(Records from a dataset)

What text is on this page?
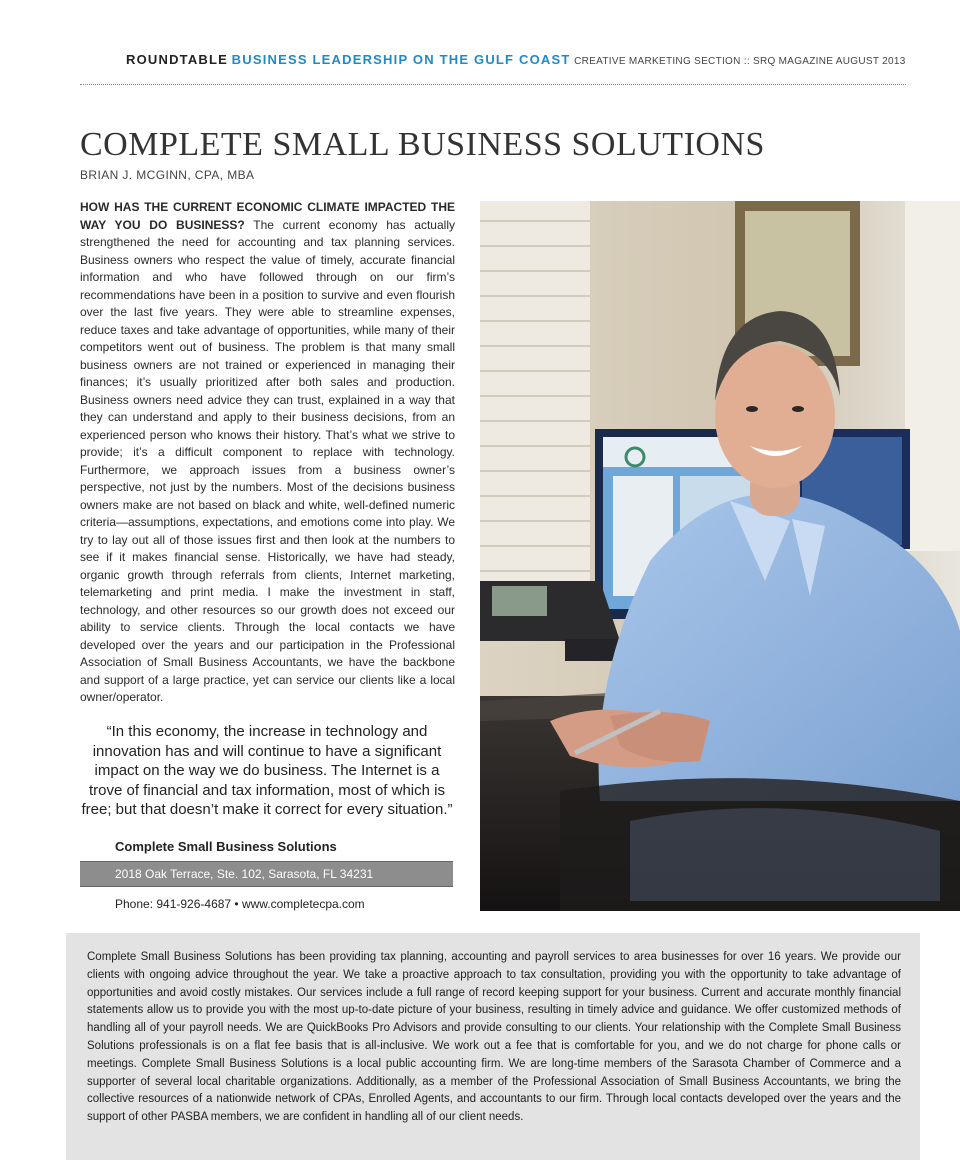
ROUNDTABLE BUSINESS LEADERSHIP ON THE GULF COAST CREATIVE MARKETING SECTION :: SRQ MAGAZINE AUGUST 2013
COMPLETE SMALL BUSINESS SOLUTIONS
BRIAN J. MCGINN, CPA, MBA

HOW HAS THE CURRENT ECONOMIC CLIMATE IMPACTED THE WAY YOU DO BUSINESS? The current economy has actually strengthened the need for accounting and tax planning services. Business owners who respect the value of timely, accurate financial information and who have followed through on our firm’s recommendations have been in a position to survive and even flourish over the last five years. They were able to streamline expenses, reduce taxes and take advantage of opportunities, while many of their competitors went out of business. The problem is that many small business owners are not trained or experienced in managing their finances; it’s usually prioritized after both sales and production. Business owners need advice they can trust, explained in a way that they can understand and apply to their business decisions, from an experienced person who knows their history. That’s what we strive to provide; it’s a difficult component to replace with technology. Furthermore, we approach issues from a business owner’s perspective, not just by the numbers. Most of the decisions business owners make are not based on black and white, well-defined numeric criteria—assumptions, expectations, and emotions come into play. We try to lay out all of those issues first and then look at the numbers to see if it makes financial sense. Historically, we have had steady, organic growth through referrals from clients, Internet marketing, telemarketing and print media. I make the investment in staff, technology, and other resources so our growth does not exceed our ability to service clients. Through the local contacts we have developed over the years and our participation in the Professional Association of Small Business Accountants, we have the backbone and support of a large practice, yet can service our clients like a local owner/operator.

“In this economy, the increase in technology and innovation has and will continue to have a significant impact on the way we do business. The Internet is a trove of financial and tax information, most of which is free; but that doesn’t make it correct for every situation.”

Complete Small Business Solutions
2018 Oak Terrace, Ste. 102, Sarasota, FL 34231
Phone: 941-926-4687 • www.completecpa.com

Complete Small Business Solutions has been providing tax planning, accounting and payroll services to area businesses for over 16 years. We provide our clients with ongoing advice throughout the year. We take a proactive approach to tax consultation, providing you with the opportunity to take advantage of opportunities and avoid costly mistakes. Our services include a full range of record keeping support for your business. Current and accurate monthly financial statements allow us to provide you with the most up-to-date picture of your business, resulting in timely advice and guidance. We offer customized methods of handling all of your payroll needs. We are QuickBooks Pro Advisors and provide consulting to our clients. Your relationship with the Complete Small Business Solutions professionals is on a flat fee basis that is all-inclusive. We work out a fee that is comfortable for you, and we do not charge for phone calls or meetings. Complete Small Business Solutions is a local public accounting firm. We are long-time members of the Sarasota Chamber of Commerce and a supporter of several local charitable organizations. Additionally, as a member of the Professional Association of Small Business Accountants, we bring the collective resources of a nationwide network of CPAs, Enrolled Agents, and accountants to our firm. Through local contacts developed over the years and the support of other PASBA members, we are confident in handling all of our client needs.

● **SHORT TASK**
Reproduce the material above verbatim; omit every picture.

● **REPLY**
What text is on this page?
ROUNDTABLE BUSINESS LEADERSHIP ON THE GULF COAST CREATIVE MARKETING SECTION :: SRQ MAGAZINE AUGUST 2013
COMPLETE SMALL BUSINESS SOLUTIONS
BRIAN J. MCGINN, CPA, MBA

HOW HAS THE CURRENT ECONOMIC CLIMATE IMPACTED THE WAY YOU DO BUSINESS? The current economy has actually strengthened the need for accounting and tax planning services. Business owners who respect the value of timely, accurate financial information and who have followed through on our firm’s recommendations have been in a position to survive and even flourish over the last five years. They were able to streamline expenses, reduce taxes and take advantage of opportunities, while many of their competitors went out of business. The problem is that many small business owners are not trained or experienced in managing their finances; it’s usually prioritized after both sales and production. Business owners need advice they can trust, explained in a way that they can understand and apply to their business decisions, from an experienced person who knows their history. That’s what we strive to provide; it’s a difficult component to replace with technology. Furthermore, we approach issues from a business owner’s perspective, not just by the numbers. Most of the decisions business owners make are not based on black and white, well-defined numeric criteria—assumptions, expectations, and emotions come into play. We try to lay out all of those issues first and then look at the numbers to see if it makes financial sense. Historically, we have had steady, organic growth through referrals from clients, Internet marketing, telemarketing and print media. I make the investment in staff, technology, and other resources so our growth does not exceed our ability to service clients. Through the local contacts we have developed over the years and our participation in the Professional Association of Small Business Accountants, we have the backbone and support of a large practice, yet can service our clients like a local owner/operator.

“In this economy, the increase in technology and innovation has and will continue to have a significant impact on the way we do business. The Internet is a trove of financial and tax information, most of which is free; but that doesn’t make it correct for every situation.”

Complete Small Business Solutions
2018 Oak Terrace, Ste. 102, Sarasota, FL 34231
Phone: 941-926-4687 • www.completecpa.com

Complete Small Business Solutions has been providing tax planning, accounting and payroll services to area businesses for over 16 years. We provide our clients with ongoing advice throughout the year. We take a proactive approach to tax consultation, providing you with the opportunity to take advantage of opportunities and avoid costly mistakes. Our services include a full range of record keeping support for your business. Current and accurate monthly financial statements allow us to provide you with the most up-to-date picture of your business, resulting in timely advice and guidance. We offer customized methods of handling all of your payroll needs. We are QuickBooks Pro Advisors and provide consulting to our clients. Your relationship with the Complete Small Business Solutions professionals is on a flat fee basis that is all-inclusive. We work out a fee that is comfortable for you, and we do not charge for phone calls or meetings. Complete Small Business Solutions is a local public accounting firm. We are long-time members of the Sarasota Chamber of Commerce and a supporter of several local charitable organizations. Additionally, as a member of the Professional Association of Small Business Accountants, we bring the collective resources of a nationwide network of CPAs, Enrolled Agents, and accountants to our firm. Through local contacts developed over the years and the support of other PASBA members, we are confident in handling all of our client needs.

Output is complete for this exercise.